# Start of Records to process
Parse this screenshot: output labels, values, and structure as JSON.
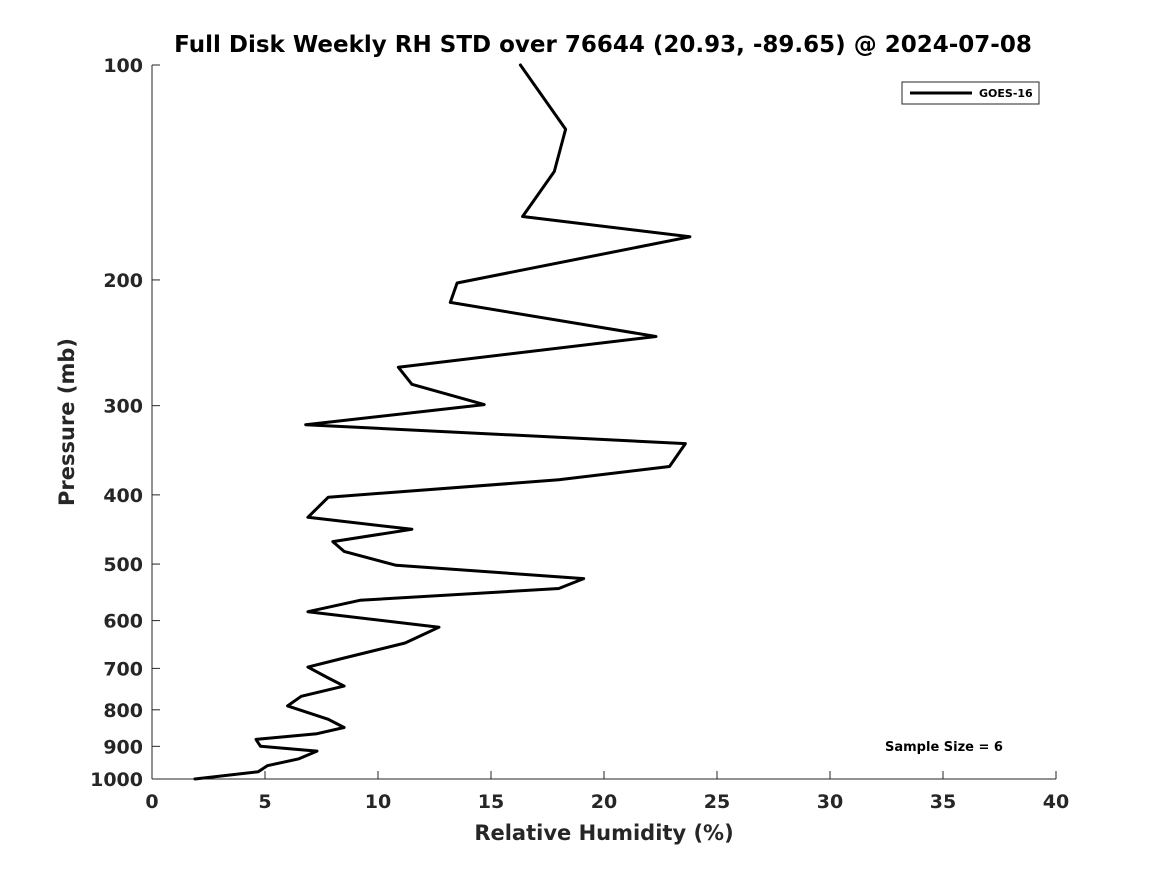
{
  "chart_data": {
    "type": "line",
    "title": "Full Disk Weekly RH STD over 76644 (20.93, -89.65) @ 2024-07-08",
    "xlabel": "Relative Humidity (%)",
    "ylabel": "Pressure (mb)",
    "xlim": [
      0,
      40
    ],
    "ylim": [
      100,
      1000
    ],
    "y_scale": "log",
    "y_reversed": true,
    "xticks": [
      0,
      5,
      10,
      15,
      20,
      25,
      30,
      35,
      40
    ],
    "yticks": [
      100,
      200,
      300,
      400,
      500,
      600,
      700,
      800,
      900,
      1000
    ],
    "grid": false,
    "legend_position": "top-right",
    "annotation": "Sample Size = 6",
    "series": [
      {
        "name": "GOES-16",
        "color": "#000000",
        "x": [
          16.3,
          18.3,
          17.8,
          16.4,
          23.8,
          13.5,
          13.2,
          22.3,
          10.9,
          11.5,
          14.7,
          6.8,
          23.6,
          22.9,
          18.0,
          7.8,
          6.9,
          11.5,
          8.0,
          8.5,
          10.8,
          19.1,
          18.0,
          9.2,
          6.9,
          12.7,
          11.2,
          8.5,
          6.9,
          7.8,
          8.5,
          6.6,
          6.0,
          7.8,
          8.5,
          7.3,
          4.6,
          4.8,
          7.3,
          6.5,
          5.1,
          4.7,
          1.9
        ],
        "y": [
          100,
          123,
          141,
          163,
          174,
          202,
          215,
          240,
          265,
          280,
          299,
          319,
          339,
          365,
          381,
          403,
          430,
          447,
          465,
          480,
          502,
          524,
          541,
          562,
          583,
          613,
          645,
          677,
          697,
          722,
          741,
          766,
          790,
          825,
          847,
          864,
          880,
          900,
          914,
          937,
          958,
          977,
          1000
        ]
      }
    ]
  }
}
# End of Records to process
Direction:
Write every entry out again exactly, dropping the pictures.

Response:
Parse this screenshot: output labels, values, and structure as JSON.
{
  "chart_data": {
    "type": "line",
    "title": "Full Disk Weekly RH STD over 76644 (20.93, -89.65) @ 2024-07-08",
    "xlabel": "Relative Humidity (%)",
    "ylabel": "Pressure (mb)",
    "xlim": [
      0,
      40
    ],
    "ylim": [
      100,
      1000
    ],
    "y_scale": "log",
    "y_reversed": true,
    "xticks": [
      0,
      5,
      10,
      15,
      20,
      25,
      30,
      35,
      40
    ],
    "yticks": [
      100,
      200,
      300,
      400,
      500,
      600,
      700,
      800,
      900,
      1000
    ],
    "grid": false,
    "legend_position": "top-right",
    "annotation": "Sample Size = 6",
    "series": [
      {
        "name": "GOES-16",
        "color": "#000000",
        "x": [
          16.3,
          18.3,
          17.8,
          16.4,
          23.8,
          13.5,
          13.2,
          22.3,
          10.9,
          11.5,
          14.7,
          6.8,
          23.6,
          22.9,
          18.0,
          7.8,
          6.9,
          11.5,
          8.0,
          8.5,
          10.8,
          19.1,
          18.0,
          9.2,
          6.9,
          12.7,
          11.2,
          8.5,
          6.9,
          7.8,
          8.5,
          6.6,
          6.0,
          7.8,
          8.5,
          7.3,
          4.6,
          4.8,
          7.3,
          6.5,
          5.1,
          4.7,
          1.9
        ],
        "y": [
          100,
          123,
          141,
          163,
          174,
          202,
          215,
          240,
          265,
          280,
          299,
          319,
          339,
          365,
          381,
          403,
          430,
          447,
          465,
          480,
          502,
          524,
          541,
          562,
          583,
          613,
          645,
          677,
          697,
          722,
          741,
          766,
          790,
          825,
          847,
          864,
          880,
          900,
          914,
          937,
          958,
          977,
          1000
        ]
      }
    ]
  }
}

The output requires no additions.